WORK TO COMPLETE —
Transcribe the listing that follows in full, omitting pictures.

RECORDS PROVIDED —
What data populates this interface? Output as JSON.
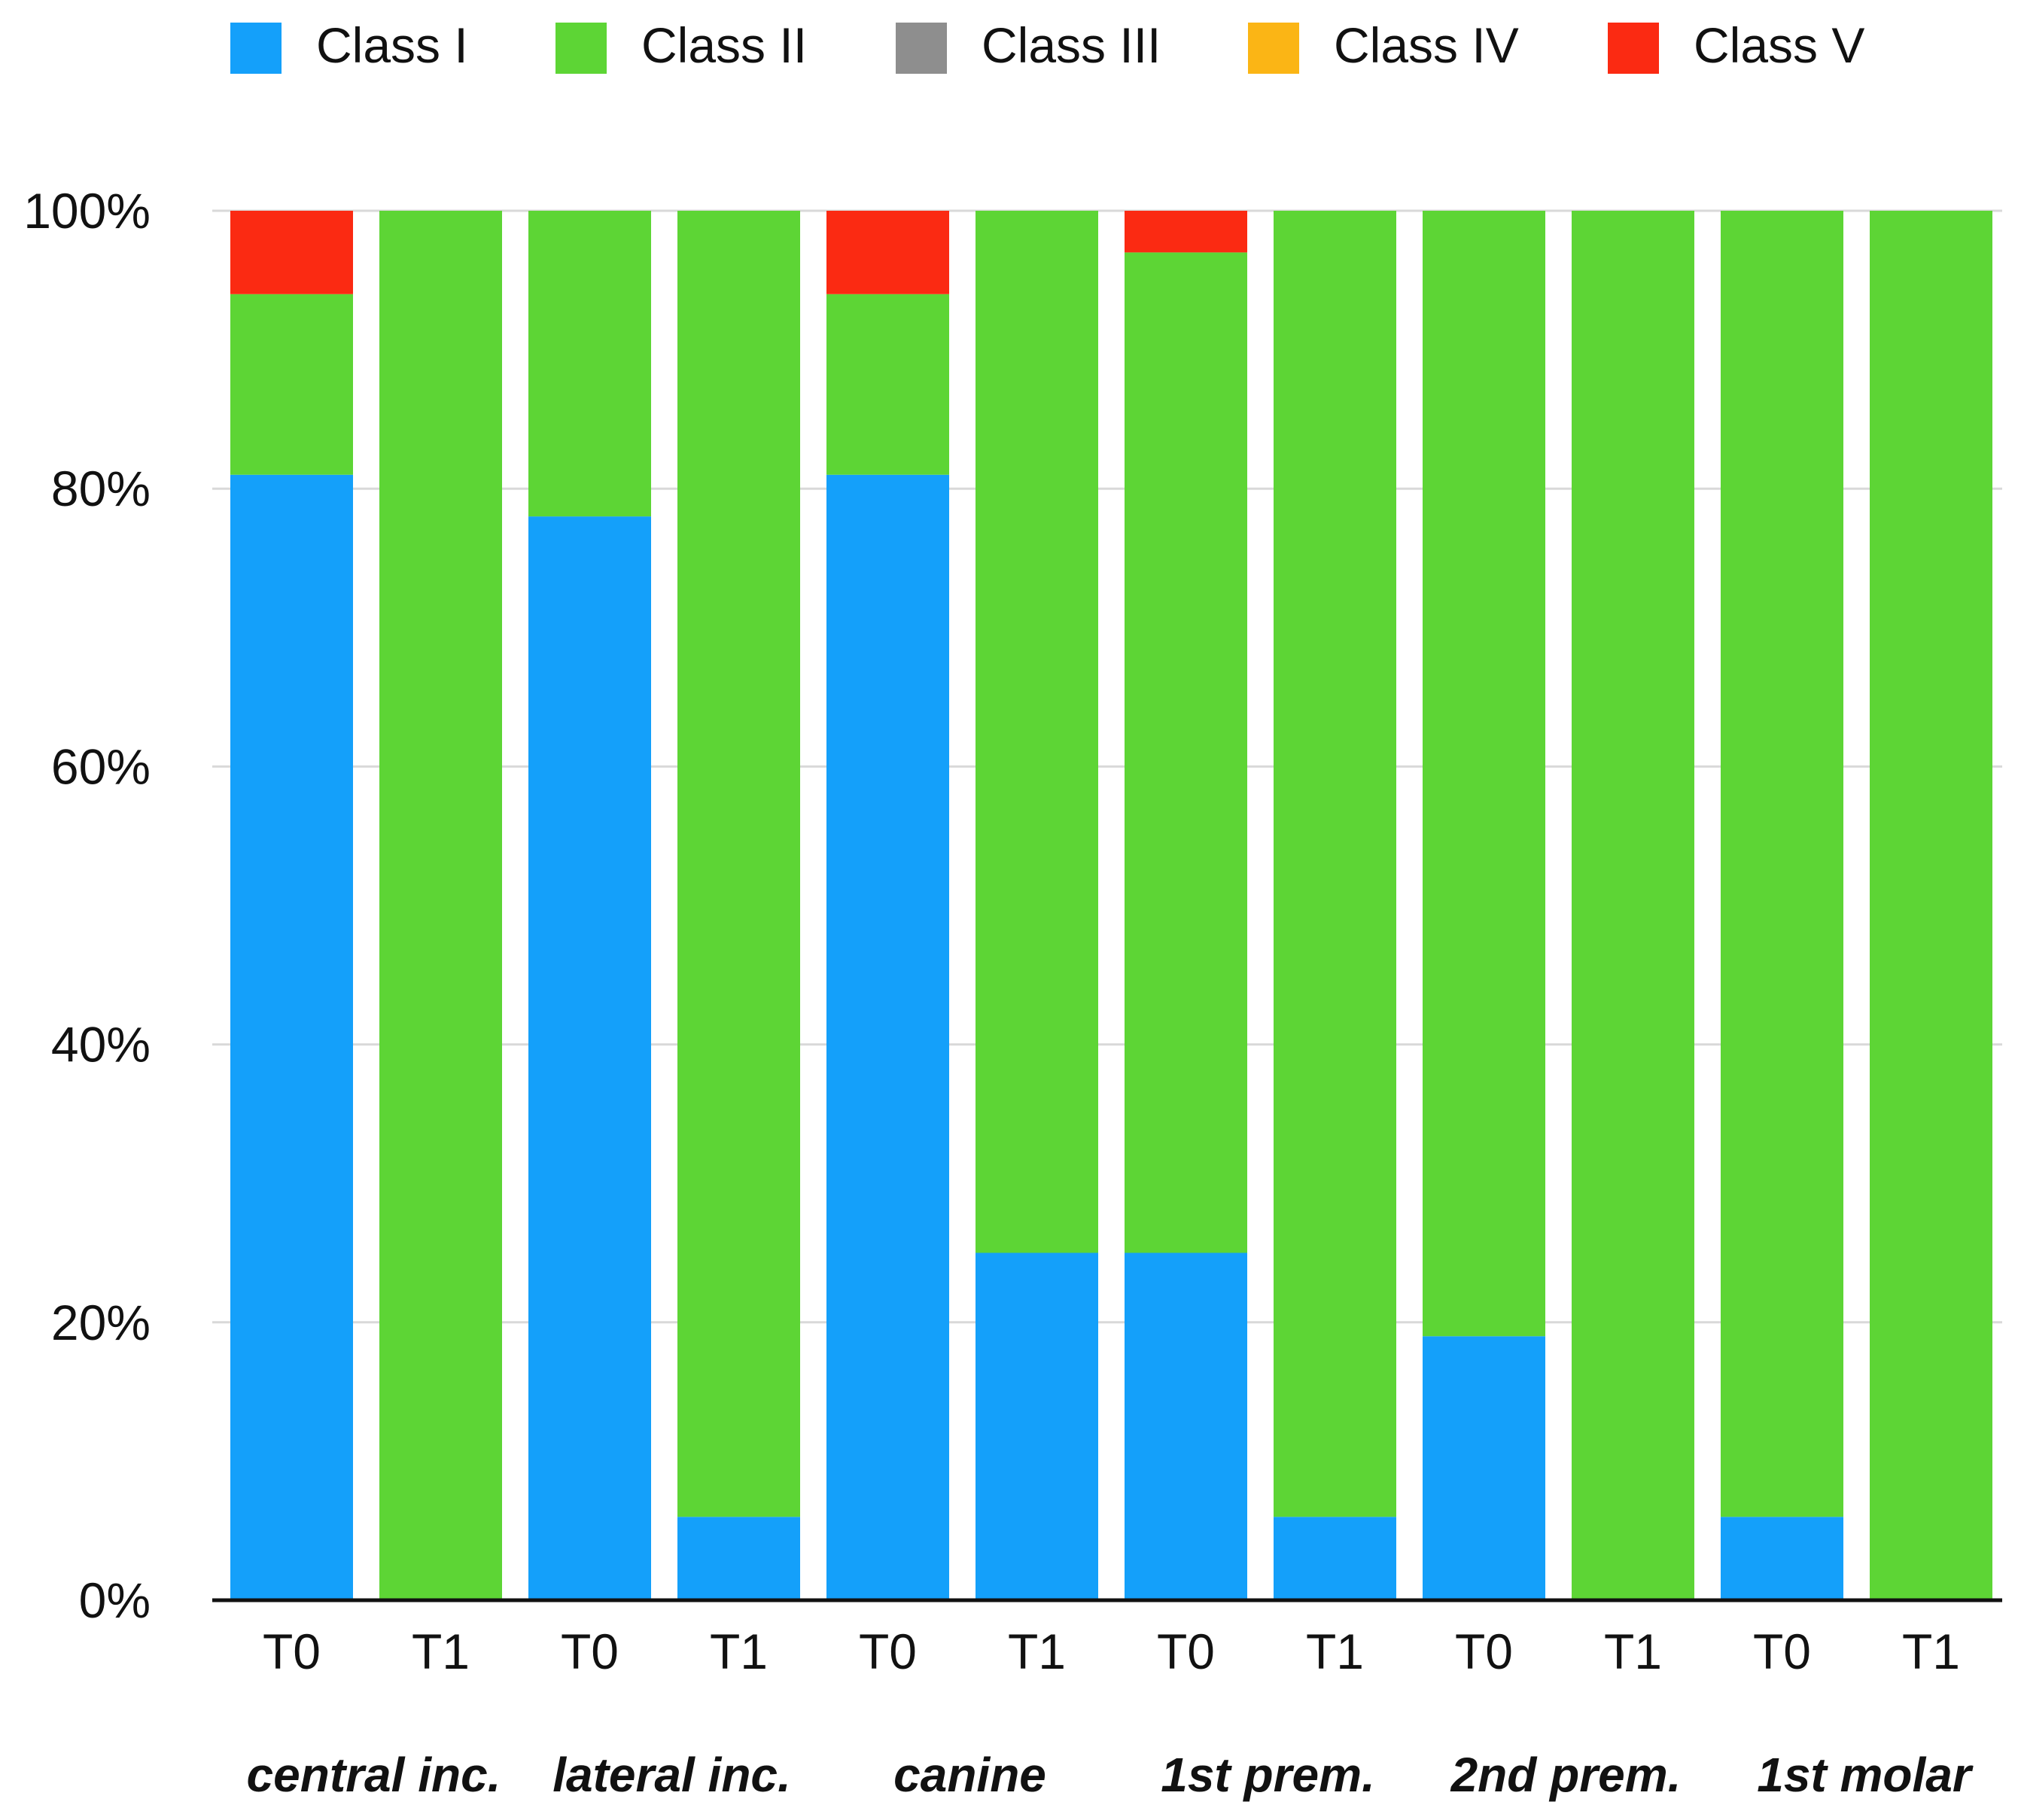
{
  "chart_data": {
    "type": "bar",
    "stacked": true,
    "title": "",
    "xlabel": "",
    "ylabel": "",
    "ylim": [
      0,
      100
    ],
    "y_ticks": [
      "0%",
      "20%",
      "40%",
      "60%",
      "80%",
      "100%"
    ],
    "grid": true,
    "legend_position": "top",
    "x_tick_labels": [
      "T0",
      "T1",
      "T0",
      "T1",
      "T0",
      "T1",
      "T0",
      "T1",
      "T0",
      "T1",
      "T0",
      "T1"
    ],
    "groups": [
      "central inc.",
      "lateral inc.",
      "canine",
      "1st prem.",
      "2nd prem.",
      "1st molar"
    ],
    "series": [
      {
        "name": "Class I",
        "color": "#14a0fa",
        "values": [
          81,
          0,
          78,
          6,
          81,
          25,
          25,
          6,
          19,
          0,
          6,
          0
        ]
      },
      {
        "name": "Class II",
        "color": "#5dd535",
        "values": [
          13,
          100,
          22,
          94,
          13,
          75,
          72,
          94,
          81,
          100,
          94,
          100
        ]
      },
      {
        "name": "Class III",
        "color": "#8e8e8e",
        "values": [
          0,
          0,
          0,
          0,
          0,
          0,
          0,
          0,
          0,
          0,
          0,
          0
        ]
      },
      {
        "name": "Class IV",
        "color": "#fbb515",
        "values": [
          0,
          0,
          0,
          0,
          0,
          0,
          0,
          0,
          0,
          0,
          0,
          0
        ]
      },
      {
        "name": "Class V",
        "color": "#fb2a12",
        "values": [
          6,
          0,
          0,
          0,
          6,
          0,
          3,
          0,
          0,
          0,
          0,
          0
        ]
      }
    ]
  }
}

OUTPUT OF THE TASK —
What data populates this interface? Output as JSON.
{
  "chart_data": {
    "type": "bar",
    "stacked": true,
    "title": "",
    "xlabel": "",
    "ylabel": "",
    "ylim": [
      0,
      100
    ],
    "y_ticks": [
      "0%",
      "20%",
      "40%",
      "60%",
      "80%",
      "100%"
    ],
    "grid": true,
    "legend_position": "top",
    "x_tick_labels": [
      "T0",
      "T1",
      "T0",
      "T1",
      "T0",
      "T1",
      "T0",
      "T1",
      "T0",
      "T1",
      "T0",
      "T1"
    ],
    "groups": [
      "central inc.",
      "lateral inc.",
      "canine",
      "1st prem.",
      "2nd prem.",
      "1st molar"
    ],
    "series": [
      {
        "name": "Class I",
        "color": "#14a0fa",
        "values": [
          81,
          0,
          78,
          6,
          81,
          25,
          25,
          6,
          19,
          0,
          6,
          0
        ]
      },
      {
        "name": "Class II",
        "color": "#5dd535",
        "values": [
          13,
          100,
          22,
          94,
          13,
          75,
          72,
          94,
          81,
          100,
          94,
          100
        ]
      },
      {
        "name": "Class III",
        "color": "#8e8e8e",
        "values": [
          0,
          0,
          0,
          0,
          0,
          0,
          0,
          0,
          0,
          0,
          0,
          0
        ]
      },
      {
        "name": "Class IV",
        "color": "#fbb515",
        "values": [
          0,
          0,
          0,
          0,
          0,
          0,
          0,
          0,
          0,
          0,
          0,
          0
        ]
      },
      {
        "name": "Class V",
        "color": "#fb2a12",
        "values": [
          6,
          0,
          0,
          0,
          6,
          0,
          3,
          0,
          0,
          0,
          0,
          0
        ]
      }
    ]
  }
}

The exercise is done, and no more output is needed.